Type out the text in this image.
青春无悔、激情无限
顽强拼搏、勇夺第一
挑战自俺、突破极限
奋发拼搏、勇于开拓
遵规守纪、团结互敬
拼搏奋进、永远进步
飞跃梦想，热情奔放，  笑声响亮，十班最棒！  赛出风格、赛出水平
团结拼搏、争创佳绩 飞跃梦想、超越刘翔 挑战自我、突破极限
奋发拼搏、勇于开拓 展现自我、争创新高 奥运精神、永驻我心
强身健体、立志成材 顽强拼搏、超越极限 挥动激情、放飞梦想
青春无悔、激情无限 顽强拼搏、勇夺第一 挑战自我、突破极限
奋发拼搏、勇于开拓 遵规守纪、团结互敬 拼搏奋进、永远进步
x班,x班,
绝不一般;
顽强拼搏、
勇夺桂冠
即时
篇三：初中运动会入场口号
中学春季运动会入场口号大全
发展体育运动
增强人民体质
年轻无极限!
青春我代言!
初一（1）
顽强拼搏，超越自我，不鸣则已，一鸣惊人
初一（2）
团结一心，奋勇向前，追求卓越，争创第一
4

* _Requirements_
Pull out each line of the records holding the string "飞跃梦想".

* _Full answer_
飞跃梦想，热情奔放，  笑声响亮，十班最棒！  赛出风格、赛出水平
团结拼搏、争创佳绩 飞跃梦想、超越刘翔 挑战自我、突破极限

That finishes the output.